:: Written problem ::
Every record below is to be retyped exactly.

Items from a data source
▬▬▬▬▬▬▬▬▬▬

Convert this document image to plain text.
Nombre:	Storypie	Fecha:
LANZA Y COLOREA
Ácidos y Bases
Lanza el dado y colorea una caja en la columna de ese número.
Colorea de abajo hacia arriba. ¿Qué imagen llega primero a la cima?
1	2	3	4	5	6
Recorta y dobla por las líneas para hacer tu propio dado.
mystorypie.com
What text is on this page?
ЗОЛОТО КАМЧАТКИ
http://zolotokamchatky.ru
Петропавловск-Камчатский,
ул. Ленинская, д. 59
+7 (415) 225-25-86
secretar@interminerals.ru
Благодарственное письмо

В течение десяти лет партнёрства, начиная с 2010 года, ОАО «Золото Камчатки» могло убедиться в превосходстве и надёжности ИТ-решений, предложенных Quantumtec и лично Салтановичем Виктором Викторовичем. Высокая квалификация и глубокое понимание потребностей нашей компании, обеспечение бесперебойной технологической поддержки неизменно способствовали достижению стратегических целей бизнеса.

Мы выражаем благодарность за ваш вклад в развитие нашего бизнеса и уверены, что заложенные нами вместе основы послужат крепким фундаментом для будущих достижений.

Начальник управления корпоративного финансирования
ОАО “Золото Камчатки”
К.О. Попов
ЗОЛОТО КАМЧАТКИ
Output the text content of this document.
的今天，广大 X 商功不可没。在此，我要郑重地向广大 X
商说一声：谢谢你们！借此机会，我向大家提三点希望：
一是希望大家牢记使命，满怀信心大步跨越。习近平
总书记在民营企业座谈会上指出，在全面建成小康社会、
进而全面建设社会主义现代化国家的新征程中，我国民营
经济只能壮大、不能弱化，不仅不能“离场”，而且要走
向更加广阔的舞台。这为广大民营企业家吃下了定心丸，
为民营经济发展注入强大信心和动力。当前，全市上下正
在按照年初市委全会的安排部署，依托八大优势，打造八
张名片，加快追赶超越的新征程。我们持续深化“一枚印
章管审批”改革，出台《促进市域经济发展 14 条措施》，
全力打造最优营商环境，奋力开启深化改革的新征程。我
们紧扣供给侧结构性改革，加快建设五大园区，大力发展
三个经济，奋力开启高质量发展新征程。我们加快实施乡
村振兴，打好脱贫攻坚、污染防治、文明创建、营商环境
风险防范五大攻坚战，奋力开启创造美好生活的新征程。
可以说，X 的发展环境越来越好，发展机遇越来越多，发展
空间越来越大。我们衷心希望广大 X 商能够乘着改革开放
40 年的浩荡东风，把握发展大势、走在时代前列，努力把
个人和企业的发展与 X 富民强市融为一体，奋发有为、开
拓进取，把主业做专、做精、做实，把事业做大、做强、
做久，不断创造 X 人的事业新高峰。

▬▬▬▬▬▬▬▬▬▬

:: Solution ::
Convert this document image to plain text.
Nombre:	Storypie	Fecha:
LANZA Y COLOREA
Ácidos y Bases
Lanza el dado y colorea una caja en la columna de ese número.
Colorea de abajo hacia arriba. ¿Qué imagen llega primero a la cima?
1	2	3	4	5	6
Recorta y dobla por las líneas para hacer tu propio dado.
mystorypie.com
What text is on this page?
ЗОЛОТО КАМЧАТКИ
http://zolotokamchatky.ru
Петропавловск-Камчатский,
ул. Ленинская, д. 59
+7 (415) 225-25-86
secretar@interminerals.ru
Благодарственное письмо

В течение десяти лет партнёрства, начиная с 2010 года, ОАО «Золото Камчатки» могло убедиться в превосходстве и надёжности ИТ-решений, предложенных Quantumtec и лично Салтановичем Виктором Викторовичем. Высокая квалификация и глубокое понимание потребностей нашей компании, обеспечение бесперебойной технологической поддержки неизменно способствовали достижению стратегических целей бизнеса.

Мы выражаем благодарность за ваш вклад в развитие нашего бизнеса и уверены, что заложенные нами вместе основы послужат крепким фундаментом для будущих достижений.

Начальник управления корпоративного финансирования
ОАО “Золото Камчатки”
К.О. Попов
ЗОЛОТО КАМЧАТКИ
Output the text content of this document.
的今天，广大 X 商功不可没。在此，我要郑重地向广大 X
商说一声：谢谢你们！借此机会，我向大家提三点希望：
一是希望大家牢记使命，满怀信心大步跨越。习近平
总书记在民营企业座谈会上指出，在全面建成小康社会、
进而全面建设社会主义现代化国家的新征程中，我国民营
经济只能壮大、不能弱化，不仅不能“离场”，而且要走
向更加广阔的舞台。这为广大民营企业家吃下了定心丸，
为民营经济发展注入强大信心和动力。当前，全市上下正
在按照年初市委全会的安排部署，依托八大优势，打造八
张名片，加快追赶超越的新征程。我们持续深化“一枚印
章管审批”改革，出台《促进市域经济发展 14 条措施》，
全力打造最优营商环境，奋力开启深化改革的新征程。我
们紧扣供给侧结构性改革，加快建设五大园区，大力发展
三个经济，奋力开启高质量发展新征程。我们加快实施乡
村振兴，打好脱贫攻坚、污染防治、文明创建、营商环境
风险防范五大攻坚战，奋力开启创造美好生活的新征程。
可以说，X 的发展环境越来越好，发展机遇越来越多，发展
空间越来越大。我们衷心希望广大 X 商能够乘着改革开放
40 年的浩荡东风，把握发展大势、走在时代前列，努力把
个人和企业的发展与 X 富民强市融为一体，奋发有为、开
拓进取，把主业做专、做精、做实，把事业做大、做强、
做久，不断创造 X 人的事业新高峰。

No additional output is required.